Problem to solve: Extract every entry word for word. Skip the pictures.

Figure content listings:
—————
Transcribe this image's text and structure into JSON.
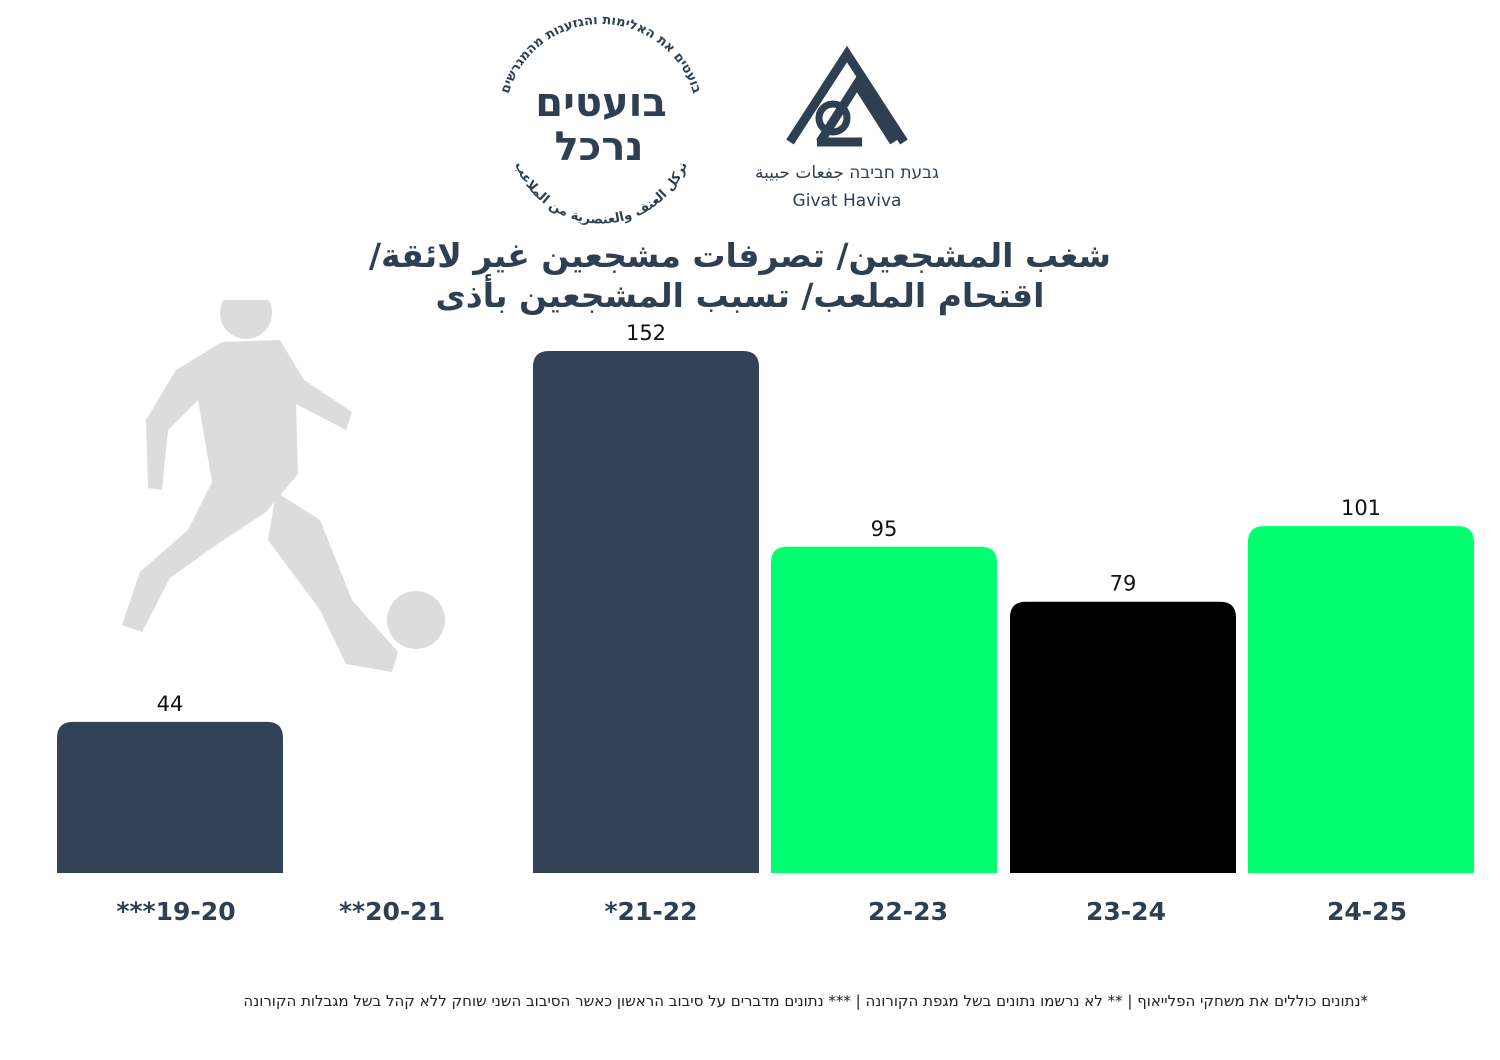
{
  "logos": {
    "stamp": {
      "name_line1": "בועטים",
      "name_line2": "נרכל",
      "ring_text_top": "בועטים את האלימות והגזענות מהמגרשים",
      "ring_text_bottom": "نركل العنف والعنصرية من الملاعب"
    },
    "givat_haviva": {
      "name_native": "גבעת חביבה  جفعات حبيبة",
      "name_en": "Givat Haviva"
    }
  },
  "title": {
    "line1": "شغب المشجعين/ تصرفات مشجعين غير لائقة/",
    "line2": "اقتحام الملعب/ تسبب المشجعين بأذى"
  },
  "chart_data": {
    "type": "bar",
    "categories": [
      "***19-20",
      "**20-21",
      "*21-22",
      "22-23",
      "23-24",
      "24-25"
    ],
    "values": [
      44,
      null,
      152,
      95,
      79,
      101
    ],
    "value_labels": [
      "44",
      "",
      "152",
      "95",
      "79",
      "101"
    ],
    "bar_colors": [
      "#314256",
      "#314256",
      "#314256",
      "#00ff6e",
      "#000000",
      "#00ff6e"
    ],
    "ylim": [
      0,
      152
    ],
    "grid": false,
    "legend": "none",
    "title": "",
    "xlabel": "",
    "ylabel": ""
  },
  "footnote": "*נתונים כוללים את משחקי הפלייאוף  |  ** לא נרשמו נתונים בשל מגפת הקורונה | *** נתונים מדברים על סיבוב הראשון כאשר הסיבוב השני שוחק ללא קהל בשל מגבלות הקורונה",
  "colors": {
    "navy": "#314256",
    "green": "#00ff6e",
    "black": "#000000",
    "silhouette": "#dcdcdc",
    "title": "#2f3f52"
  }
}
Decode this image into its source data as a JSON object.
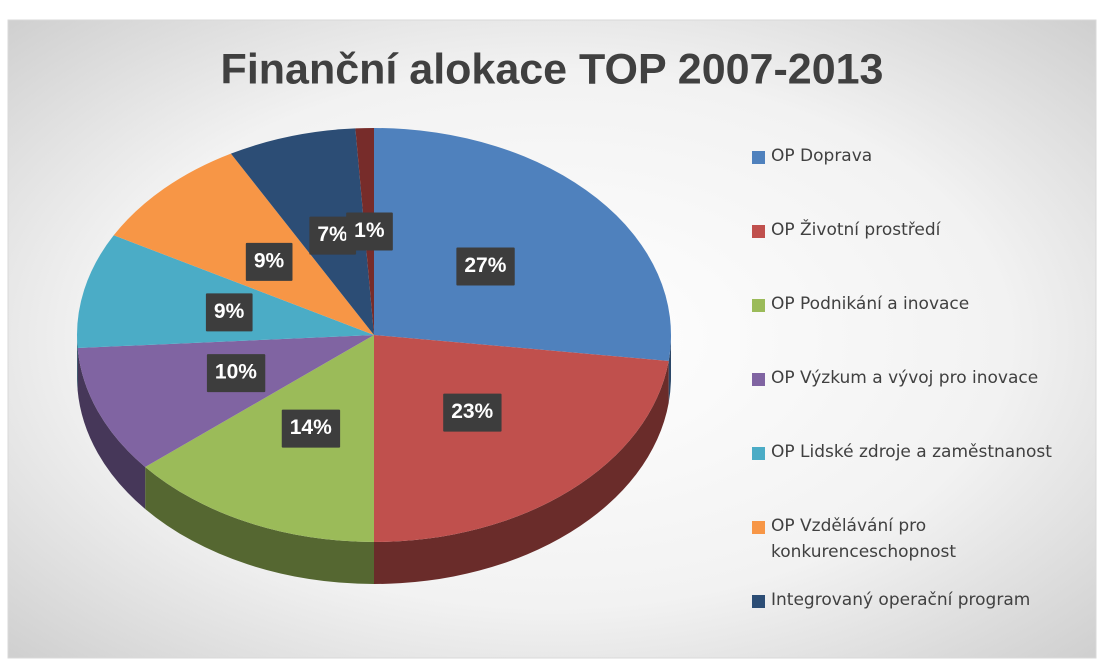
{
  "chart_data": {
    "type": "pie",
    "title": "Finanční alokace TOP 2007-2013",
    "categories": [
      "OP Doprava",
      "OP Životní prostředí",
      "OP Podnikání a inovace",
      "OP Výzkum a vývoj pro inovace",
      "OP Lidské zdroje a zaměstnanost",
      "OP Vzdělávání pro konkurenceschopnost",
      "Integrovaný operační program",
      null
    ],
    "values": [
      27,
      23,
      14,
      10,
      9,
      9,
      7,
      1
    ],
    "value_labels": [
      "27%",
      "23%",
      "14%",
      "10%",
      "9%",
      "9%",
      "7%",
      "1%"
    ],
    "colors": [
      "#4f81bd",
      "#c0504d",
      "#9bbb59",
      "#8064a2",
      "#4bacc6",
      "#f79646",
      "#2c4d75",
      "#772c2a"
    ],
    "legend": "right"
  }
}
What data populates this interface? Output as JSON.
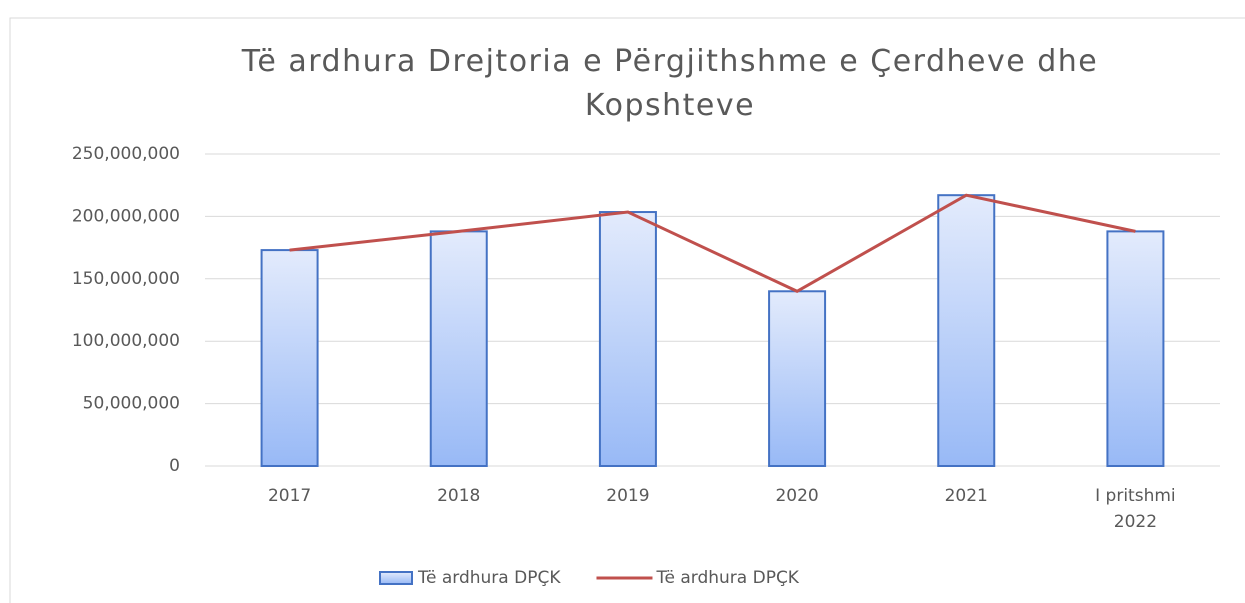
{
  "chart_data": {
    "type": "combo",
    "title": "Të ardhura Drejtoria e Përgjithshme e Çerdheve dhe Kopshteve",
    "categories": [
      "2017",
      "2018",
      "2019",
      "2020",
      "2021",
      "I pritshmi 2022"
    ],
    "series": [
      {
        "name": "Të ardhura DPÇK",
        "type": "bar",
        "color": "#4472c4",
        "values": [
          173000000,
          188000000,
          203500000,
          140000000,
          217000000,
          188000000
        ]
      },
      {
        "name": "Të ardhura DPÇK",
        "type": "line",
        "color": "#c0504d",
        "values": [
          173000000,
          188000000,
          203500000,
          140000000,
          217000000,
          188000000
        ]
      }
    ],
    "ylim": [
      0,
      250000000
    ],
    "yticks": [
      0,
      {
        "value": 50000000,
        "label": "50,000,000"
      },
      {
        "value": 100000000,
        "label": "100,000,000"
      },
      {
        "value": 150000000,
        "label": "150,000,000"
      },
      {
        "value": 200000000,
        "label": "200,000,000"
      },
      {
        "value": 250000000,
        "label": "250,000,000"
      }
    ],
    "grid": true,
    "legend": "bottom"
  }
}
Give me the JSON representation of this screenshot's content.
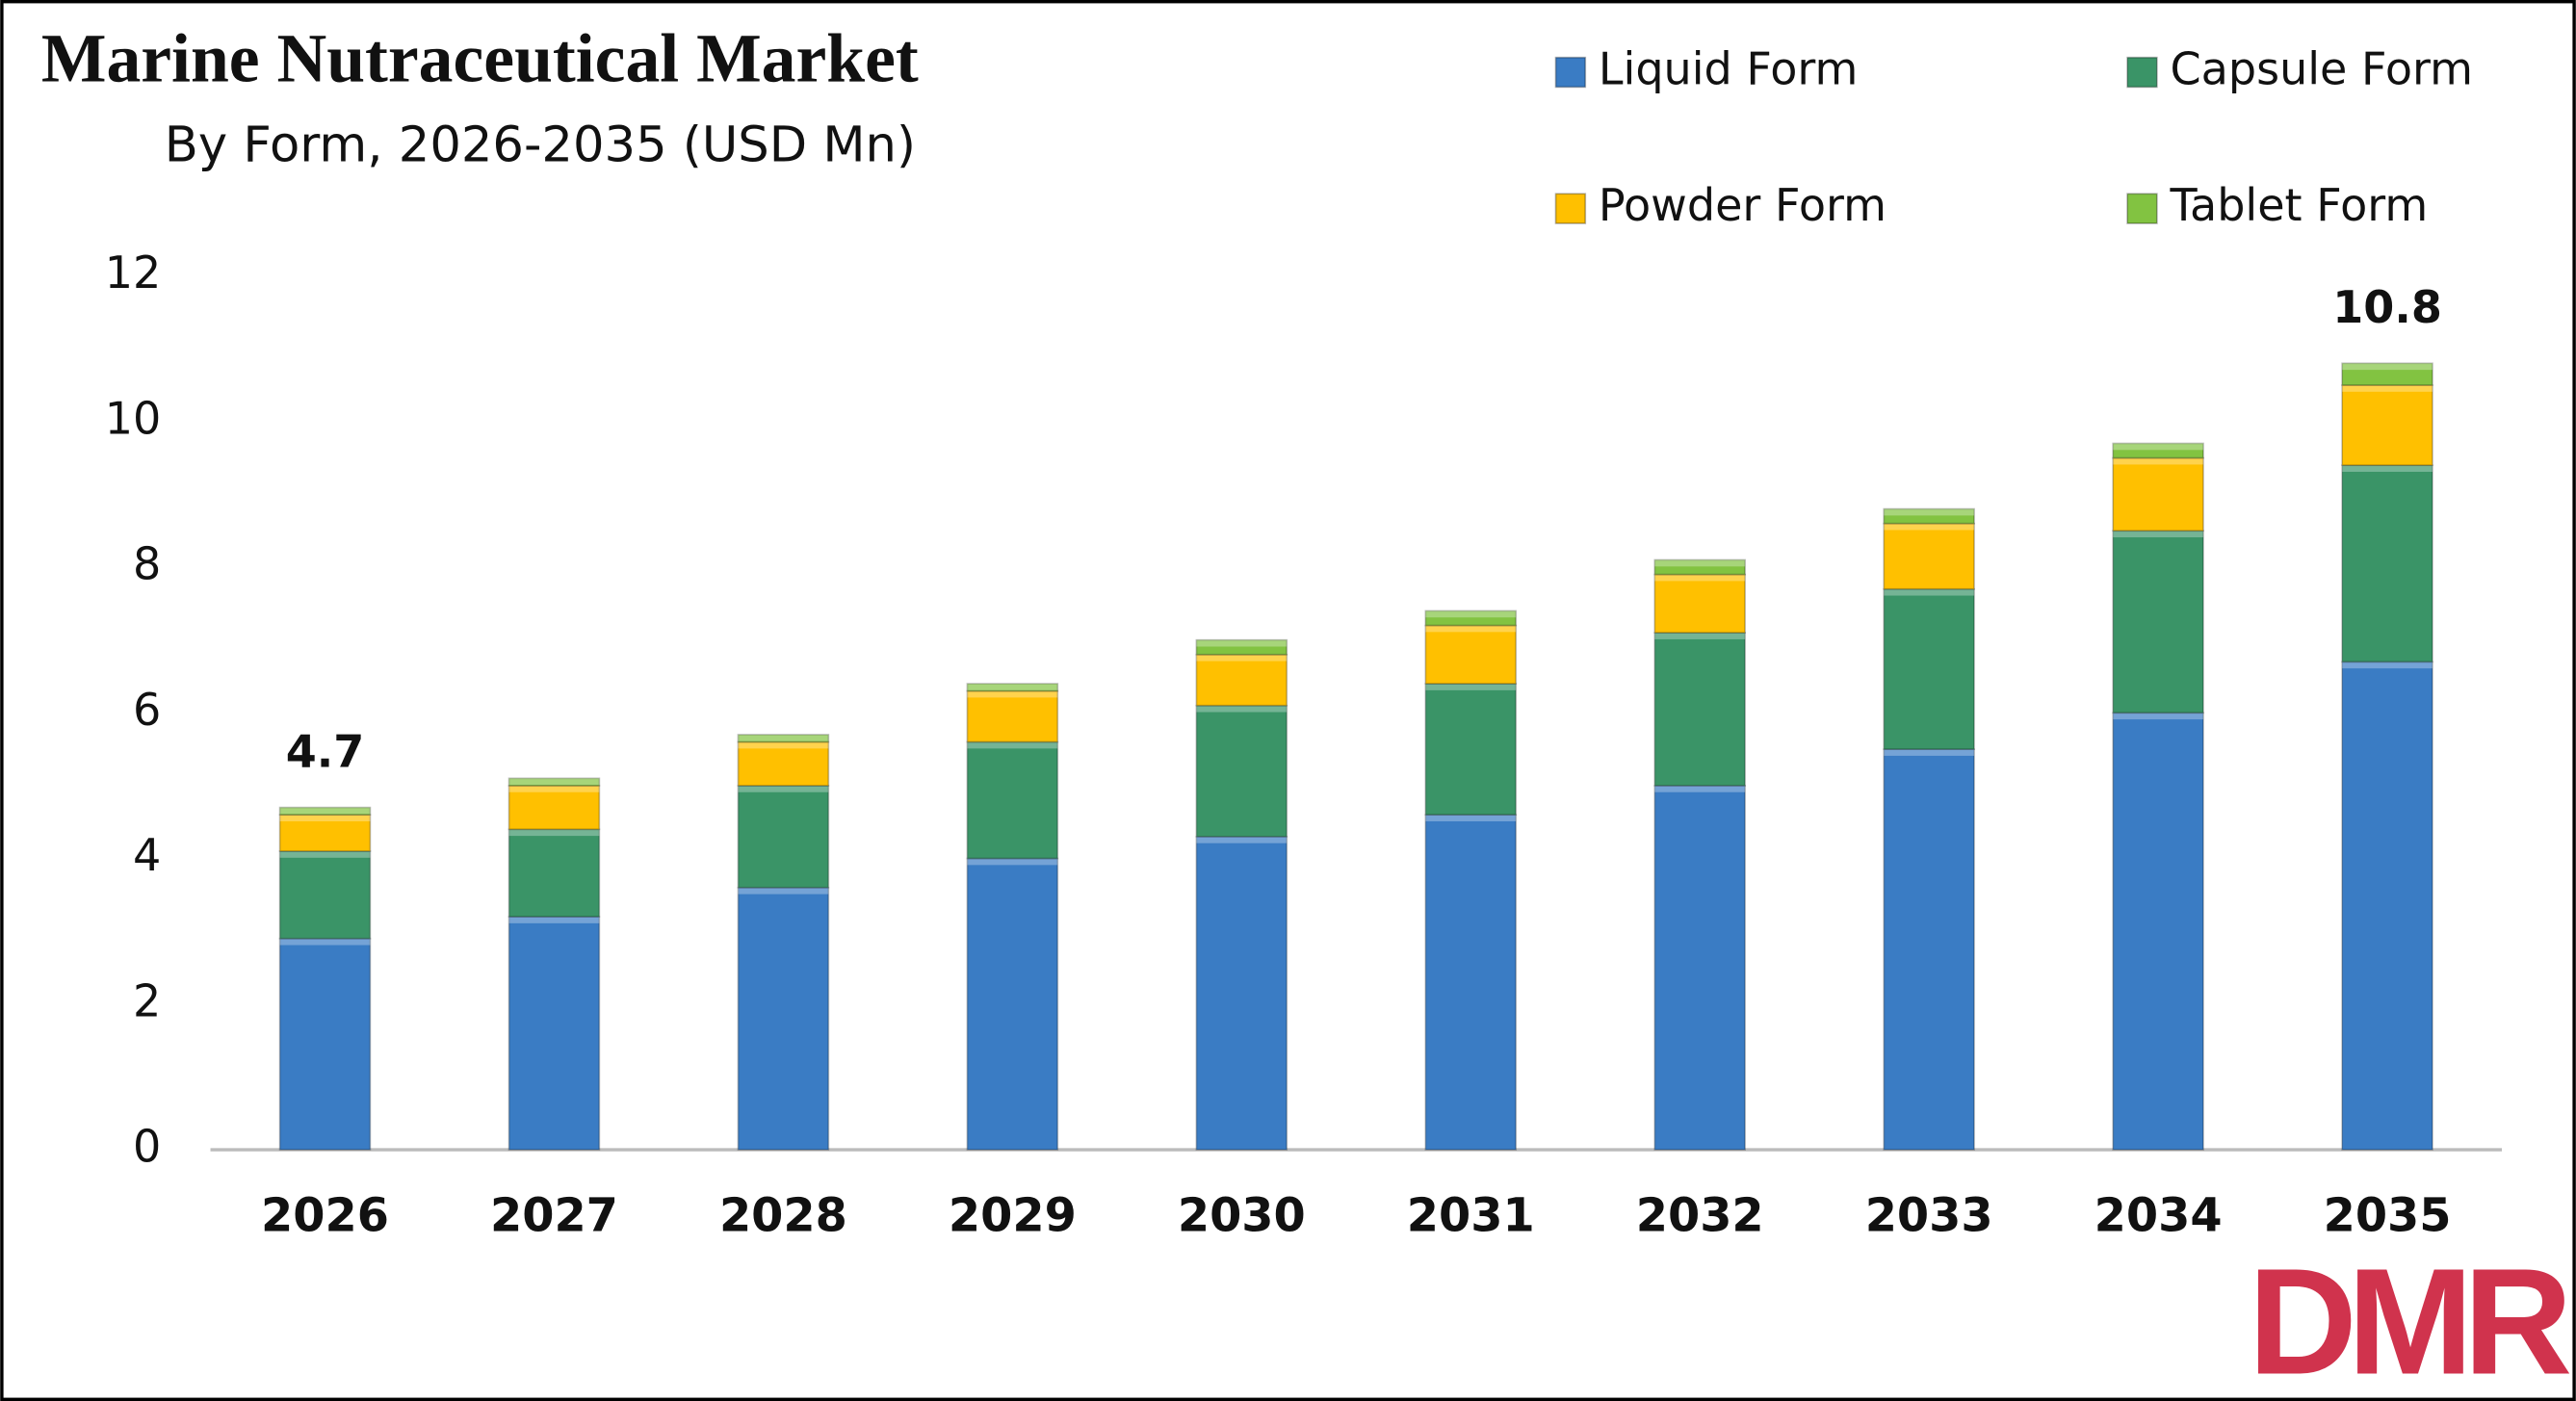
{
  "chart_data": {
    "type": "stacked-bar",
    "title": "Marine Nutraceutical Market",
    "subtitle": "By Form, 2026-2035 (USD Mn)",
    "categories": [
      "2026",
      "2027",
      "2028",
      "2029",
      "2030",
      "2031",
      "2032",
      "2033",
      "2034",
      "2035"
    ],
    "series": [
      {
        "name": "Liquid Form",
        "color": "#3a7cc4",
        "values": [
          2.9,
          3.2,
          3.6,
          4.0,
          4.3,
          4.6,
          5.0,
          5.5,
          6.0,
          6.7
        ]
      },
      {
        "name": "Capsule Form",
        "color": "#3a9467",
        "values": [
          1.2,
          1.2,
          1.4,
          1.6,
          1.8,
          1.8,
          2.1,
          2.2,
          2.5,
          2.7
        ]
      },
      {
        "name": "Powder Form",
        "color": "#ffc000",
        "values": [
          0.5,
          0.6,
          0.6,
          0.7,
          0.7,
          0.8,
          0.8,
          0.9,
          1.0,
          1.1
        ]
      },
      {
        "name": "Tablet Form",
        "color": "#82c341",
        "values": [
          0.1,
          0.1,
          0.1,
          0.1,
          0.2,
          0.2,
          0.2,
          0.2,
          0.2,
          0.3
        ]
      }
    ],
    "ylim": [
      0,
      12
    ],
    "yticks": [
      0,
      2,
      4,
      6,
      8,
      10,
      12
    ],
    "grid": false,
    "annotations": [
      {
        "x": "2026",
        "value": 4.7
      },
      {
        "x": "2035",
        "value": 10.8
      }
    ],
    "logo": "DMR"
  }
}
—————
Task answer:
Transcribe this image's text and structure into JSON.
{
  "logos": {
    "stamp": {
      "name_line1": "בועטים",
      "name_line2": "נרכל",
      "ring_text_top": "בועטים את האלימות והגזענות מהמגרשים",
      "ring_text_bottom": "نركل العنف والعنصرية من الملاعب"
    },
    "givat_haviva": {
      "name_native": "גבעת חביבה  جفعات حبيبة",
      "name_en": "Givat Haviva"
    }
  },
  "title": {
    "line1": "شغب المشجعين/ تصرفات مشجعين غير لائقة/",
    "line2": "اقتحام الملعب/ تسبب المشجعين بأذى"
  },
  "chart_data": {
    "type": "bar",
    "categories": [
      "***19-20",
      "**20-21",
      "*21-22",
      "22-23",
      "23-24",
      "24-25"
    ],
    "values": [
      44,
      null,
      152,
      95,
      79,
      101
    ],
    "value_labels": [
      "44",
      "",
      "152",
      "95",
      "79",
      "101"
    ],
    "bar_colors": [
      "#314256",
      "#314256",
      "#314256",
      "#00ff6e",
      "#000000",
      "#00ff6e"
    ],
    "ylim": [
      0,
      152
    ],
    "grid": false,
    "legend": "none",
    "title": "",
    "xlabel": "",
    "ylabel": ""
  },
  "footnote": "*נתונים כוללים את משחקי הפלייאוף  |  ** לא נרשמו נתונים בשל מגפת הקורונה | *** נתונים מדברים על סיבוב הראשון כאשר הסיבוב השני שוחק ללא קהל בשל מגבלות הקורונה",
  "colors": {
    "navy": "#314256",
    "green": "#00ff6e",
    "black": "#000000",
    "silhouette": "#dcdcdc",
    "title": "#2f3f52"
  }
}
Decode this image into its source data as a JSON object.
{
  "chart_data": {
    "type": "pie",
    "title": "Finanční alokace TOP 2007-2013",
    "categories": [
      "OP Doprava",
      "OP Životní prostředí",
      "OP Podnikání a inovace",
      "OP Výzkum a vývoj pro inovace",
      "OP Lidské zdroje a zaměstnanost",
      "OP Vzdělávání pro konkurenceschopnost",
      "Integrovaný operační program",
      null
    ],
    "values": [
      27,
      23,
      14,
      10,
      9,
      9,
      7,
      1
    ],
    "value_labels": [
      "27%",
      "23%",
      "14%",
      "10%",
      "9%",
      "9%",
      "7%",
      "1%"
    ],
    "colors": [
      "#4f81bd",
      "#c0504d",
      "#9bbb59",
      "#8064a2",
      "#4bacc6",
      "#f79646",
      "#2c4d75",
      "#772c2a"
    ],
    "legend": "right"
  }
}
What data populates this interface? Output as JSON.
{
  "chart_data": {
    "type": "combo",
    "title": "Të ardhura Drejtoria e Përgjithshme e Çerdheve dhe Kopshteve",
    "categories": [
      "2017",
      "2018",
      "2019",
      "2020",
      "2021",
      "I pritshmi 2022"
    ],
    "series": [
      {
        "name": "Të ardhura DPÇK",
        "type": "bar",
        "color": "#4472c4",
        "values": [
          173000000,
          188000000,
          203500000,
          140000000,
          217000000,
          188000000
        ]
      },
      {
        "name": "Të ardhura DPÇK",
        "type": "line",
        "color": "#c0504d",
        "values": [
          173000000,
          188000000,
          203500000,
          140000000,
          217000000,
          188000000
        ]
      }
    ],
    "ylim": [
      0,
      250000000
    ],
    "yticks": [
      0,
      {
        "value": 50000000,
        "label": "50,000,000"
      },
      {
        "value": 100000000,
        "label": "100,000,000"
      },
      {
        "value": 150000000,
        "label": "150,000,000"
      },
      {
        "value": 200000000,
        "label": "200,000,000"
      },
      {
        "value": 250000000,
        "label": "250,000,000"
      }
    ],
    "grid": true,
    "legend": "bottom"
  }
}
Give me the JSON representation of this screenshot's content.
{
  "chart_data": {
    "type": "stacked-bar",
    "title": "Marine Nutraceutical Market",
    "subtitle": "By Form, 2026-2035 (USD Mn)",
    "categories": [
      "2026",
      "2027",
      "2028",
      "2029",
      "2030",
      "2031",
      "2032",
      "2033",
      "2034",
      "2035"
    ],
    "series": [
      {
        "name": "Liquid Form",
        "color": "#3a7cc4",
        "values": [
          2.9,
          3.2,
          3.6,
          4.0,
          4.3,
          4.6,
          5.0,
          5.5,
          6.0,
          6.7
        ]
      },
      {
        "name": "Capsule Form",
        "color": "#3a9467",
        "values": [
          1.2,
          1.2,
          1.4,
          1.6,
          1.8,
          1.8,
          2.1,
          2.2,
          2.5,
          2.7
        ]
      },
      {
        "name": "Powder Form",
        "color": "#ffc000",
        "values": [
          0.5,
          0.6,
          0.6,
          0.7,
          0.7,
          0.8,
          0.8,
          0.9,
          1.0,
          1.1
        ]
      },
      {
        "name": "Tablet Form",
        "color": "#82c341",
        "values": [
          0.1,
          0.1,
          0.1,
          0.1,
          0.2,
          0.2,
          0.2,
          0.2,
          0.2,
          0.3
        ]
      }
    ],
    "ylim": [
      0,
      12
    ],
    "yticks": [
      0,
      2,
      4,
      6,
      8,
      10,
      12
    ],
    "grid": false,
    "annotations": [
      {
        "x": "2026",
        "value": 4.7
      },
      {
        "x": "2035",
        "value": 10.8
      }
    ],
    "logo": "DMR"
  }
}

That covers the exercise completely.